_What you have to do_
Report, as a bare number, how many lines hold "JSON".

═══ Data for this exercise

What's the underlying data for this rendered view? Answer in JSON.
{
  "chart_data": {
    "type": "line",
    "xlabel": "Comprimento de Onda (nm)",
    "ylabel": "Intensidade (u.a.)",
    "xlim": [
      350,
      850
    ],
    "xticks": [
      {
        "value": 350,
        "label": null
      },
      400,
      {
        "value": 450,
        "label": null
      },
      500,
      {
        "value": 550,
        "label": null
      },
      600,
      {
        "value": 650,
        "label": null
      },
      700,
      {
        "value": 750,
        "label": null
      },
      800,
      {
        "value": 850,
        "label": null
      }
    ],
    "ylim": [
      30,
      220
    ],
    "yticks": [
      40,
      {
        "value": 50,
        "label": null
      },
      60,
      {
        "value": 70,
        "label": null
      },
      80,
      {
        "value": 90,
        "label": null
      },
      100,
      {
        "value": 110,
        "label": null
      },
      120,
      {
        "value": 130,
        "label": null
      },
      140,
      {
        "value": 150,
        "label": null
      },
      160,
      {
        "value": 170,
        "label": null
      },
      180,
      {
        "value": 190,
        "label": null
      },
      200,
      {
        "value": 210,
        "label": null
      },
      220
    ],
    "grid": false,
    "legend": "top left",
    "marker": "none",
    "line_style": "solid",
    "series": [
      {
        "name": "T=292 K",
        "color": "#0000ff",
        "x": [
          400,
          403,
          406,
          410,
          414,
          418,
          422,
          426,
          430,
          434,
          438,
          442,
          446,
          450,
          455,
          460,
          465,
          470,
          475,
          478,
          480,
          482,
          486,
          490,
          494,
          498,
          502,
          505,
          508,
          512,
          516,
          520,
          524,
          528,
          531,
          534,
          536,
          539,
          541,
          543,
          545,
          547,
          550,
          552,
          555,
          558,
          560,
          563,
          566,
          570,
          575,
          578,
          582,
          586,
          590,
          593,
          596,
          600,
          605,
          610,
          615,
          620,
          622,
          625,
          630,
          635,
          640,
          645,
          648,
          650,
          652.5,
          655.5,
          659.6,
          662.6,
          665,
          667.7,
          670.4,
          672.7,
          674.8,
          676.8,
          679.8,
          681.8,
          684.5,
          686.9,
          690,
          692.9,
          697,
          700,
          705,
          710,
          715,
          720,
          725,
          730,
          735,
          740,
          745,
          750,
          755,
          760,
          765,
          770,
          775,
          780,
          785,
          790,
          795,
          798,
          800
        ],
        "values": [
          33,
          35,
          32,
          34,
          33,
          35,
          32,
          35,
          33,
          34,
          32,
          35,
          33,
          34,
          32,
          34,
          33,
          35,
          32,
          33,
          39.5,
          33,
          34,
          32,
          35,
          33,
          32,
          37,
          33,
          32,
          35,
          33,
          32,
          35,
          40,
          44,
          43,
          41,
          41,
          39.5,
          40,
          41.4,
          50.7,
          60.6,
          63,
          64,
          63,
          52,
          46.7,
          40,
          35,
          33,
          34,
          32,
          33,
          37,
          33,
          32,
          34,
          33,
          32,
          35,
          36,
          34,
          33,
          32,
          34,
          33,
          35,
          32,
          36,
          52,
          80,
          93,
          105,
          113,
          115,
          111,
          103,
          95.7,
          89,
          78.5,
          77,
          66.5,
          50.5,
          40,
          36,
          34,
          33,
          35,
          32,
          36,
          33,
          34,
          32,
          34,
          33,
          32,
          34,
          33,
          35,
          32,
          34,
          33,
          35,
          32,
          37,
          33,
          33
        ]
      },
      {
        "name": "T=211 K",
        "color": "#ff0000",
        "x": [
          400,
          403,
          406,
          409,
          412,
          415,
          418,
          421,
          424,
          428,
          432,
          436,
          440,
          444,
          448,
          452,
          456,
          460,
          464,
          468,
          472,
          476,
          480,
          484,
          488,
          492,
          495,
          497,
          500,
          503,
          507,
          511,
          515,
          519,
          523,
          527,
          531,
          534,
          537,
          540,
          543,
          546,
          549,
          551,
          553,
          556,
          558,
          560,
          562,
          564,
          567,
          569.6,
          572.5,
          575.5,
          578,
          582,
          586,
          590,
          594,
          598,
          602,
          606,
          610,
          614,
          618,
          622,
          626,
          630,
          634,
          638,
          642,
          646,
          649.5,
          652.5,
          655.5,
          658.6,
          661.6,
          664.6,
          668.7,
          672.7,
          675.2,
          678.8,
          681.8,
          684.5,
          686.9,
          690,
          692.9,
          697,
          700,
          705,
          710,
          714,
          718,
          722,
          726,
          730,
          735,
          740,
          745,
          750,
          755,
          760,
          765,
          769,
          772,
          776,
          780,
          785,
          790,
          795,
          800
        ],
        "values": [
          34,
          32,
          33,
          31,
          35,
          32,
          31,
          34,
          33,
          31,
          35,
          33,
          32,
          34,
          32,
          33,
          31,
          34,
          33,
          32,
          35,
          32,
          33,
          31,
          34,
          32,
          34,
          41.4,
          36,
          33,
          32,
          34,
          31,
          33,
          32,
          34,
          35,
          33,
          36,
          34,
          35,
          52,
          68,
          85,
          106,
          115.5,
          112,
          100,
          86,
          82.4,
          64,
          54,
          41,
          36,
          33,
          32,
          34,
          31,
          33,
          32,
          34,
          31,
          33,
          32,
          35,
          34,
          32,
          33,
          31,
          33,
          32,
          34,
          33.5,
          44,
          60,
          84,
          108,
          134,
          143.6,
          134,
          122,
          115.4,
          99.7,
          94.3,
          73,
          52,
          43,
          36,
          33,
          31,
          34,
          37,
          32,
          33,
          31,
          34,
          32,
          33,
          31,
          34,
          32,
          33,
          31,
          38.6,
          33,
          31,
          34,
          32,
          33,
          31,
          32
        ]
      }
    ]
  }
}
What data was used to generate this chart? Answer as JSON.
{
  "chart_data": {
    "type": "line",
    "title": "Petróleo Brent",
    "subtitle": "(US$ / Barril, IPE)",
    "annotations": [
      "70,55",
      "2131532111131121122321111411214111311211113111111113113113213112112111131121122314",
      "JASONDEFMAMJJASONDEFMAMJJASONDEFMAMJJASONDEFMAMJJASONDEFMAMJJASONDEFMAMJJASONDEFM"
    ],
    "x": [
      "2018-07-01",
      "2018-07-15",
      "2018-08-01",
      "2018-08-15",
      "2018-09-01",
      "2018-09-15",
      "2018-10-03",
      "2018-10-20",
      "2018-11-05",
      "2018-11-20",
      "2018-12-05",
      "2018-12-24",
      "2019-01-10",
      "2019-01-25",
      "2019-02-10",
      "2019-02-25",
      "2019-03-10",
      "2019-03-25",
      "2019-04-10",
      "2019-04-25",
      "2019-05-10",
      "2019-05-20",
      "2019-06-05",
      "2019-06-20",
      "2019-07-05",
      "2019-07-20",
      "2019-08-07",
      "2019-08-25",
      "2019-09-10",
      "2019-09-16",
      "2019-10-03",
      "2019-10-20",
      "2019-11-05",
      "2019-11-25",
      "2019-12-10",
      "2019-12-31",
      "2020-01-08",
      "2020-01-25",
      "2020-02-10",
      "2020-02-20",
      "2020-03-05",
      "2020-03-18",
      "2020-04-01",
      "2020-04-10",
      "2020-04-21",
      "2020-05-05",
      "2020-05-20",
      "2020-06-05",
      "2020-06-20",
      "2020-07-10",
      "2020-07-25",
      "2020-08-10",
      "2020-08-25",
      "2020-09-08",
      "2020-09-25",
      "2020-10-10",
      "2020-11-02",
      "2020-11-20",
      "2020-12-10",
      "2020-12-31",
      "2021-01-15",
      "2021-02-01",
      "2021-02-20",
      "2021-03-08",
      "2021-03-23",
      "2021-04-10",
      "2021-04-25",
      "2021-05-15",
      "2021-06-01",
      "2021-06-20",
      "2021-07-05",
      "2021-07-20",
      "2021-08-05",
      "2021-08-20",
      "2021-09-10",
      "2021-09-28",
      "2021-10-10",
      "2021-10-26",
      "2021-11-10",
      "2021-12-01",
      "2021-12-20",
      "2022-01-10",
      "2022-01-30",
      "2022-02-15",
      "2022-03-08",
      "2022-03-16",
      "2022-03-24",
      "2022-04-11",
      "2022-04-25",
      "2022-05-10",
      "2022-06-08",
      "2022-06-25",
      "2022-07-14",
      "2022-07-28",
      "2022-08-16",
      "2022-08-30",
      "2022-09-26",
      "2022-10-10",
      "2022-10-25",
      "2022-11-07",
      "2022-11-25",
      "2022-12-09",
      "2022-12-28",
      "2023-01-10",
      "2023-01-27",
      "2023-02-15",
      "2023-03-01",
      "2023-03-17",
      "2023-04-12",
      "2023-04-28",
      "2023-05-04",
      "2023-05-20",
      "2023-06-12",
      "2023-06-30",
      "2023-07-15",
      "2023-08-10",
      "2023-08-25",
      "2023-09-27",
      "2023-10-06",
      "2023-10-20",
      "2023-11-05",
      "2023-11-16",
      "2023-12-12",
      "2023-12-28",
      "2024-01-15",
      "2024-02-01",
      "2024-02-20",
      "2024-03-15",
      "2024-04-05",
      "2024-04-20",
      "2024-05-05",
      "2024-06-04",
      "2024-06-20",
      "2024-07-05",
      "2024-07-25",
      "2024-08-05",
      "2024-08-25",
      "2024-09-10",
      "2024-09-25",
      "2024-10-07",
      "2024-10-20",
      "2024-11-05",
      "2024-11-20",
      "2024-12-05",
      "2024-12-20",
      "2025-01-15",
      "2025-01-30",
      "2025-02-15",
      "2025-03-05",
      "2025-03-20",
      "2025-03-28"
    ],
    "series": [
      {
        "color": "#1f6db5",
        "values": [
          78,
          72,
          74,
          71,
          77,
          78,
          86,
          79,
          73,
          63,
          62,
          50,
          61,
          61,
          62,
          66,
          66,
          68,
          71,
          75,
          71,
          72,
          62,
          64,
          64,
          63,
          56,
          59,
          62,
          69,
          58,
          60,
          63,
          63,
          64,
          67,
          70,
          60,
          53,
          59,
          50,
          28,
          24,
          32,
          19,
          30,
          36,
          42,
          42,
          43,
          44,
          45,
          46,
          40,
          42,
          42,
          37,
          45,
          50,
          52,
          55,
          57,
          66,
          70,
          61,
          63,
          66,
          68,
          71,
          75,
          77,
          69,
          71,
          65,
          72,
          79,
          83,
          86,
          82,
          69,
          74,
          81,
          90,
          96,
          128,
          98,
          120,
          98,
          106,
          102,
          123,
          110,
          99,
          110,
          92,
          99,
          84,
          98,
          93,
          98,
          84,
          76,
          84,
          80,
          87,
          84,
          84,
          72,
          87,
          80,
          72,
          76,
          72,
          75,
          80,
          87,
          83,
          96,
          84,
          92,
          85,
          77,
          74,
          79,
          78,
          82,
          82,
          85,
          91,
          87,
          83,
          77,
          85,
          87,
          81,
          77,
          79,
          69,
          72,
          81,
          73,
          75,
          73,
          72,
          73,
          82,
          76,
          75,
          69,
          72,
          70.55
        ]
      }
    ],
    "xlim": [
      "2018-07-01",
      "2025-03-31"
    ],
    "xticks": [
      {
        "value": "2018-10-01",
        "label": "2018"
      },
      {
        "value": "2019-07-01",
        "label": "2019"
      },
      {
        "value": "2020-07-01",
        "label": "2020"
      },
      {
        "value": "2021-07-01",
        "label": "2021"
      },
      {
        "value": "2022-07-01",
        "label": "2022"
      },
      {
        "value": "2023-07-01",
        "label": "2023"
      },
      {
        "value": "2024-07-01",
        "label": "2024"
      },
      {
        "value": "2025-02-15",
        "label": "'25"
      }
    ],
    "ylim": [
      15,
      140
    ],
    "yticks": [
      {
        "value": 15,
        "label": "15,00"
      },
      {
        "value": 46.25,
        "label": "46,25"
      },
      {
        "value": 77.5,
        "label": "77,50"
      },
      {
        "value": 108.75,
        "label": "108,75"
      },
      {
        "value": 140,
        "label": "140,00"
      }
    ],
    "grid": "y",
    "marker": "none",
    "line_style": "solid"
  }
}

══════

_Finished task_
2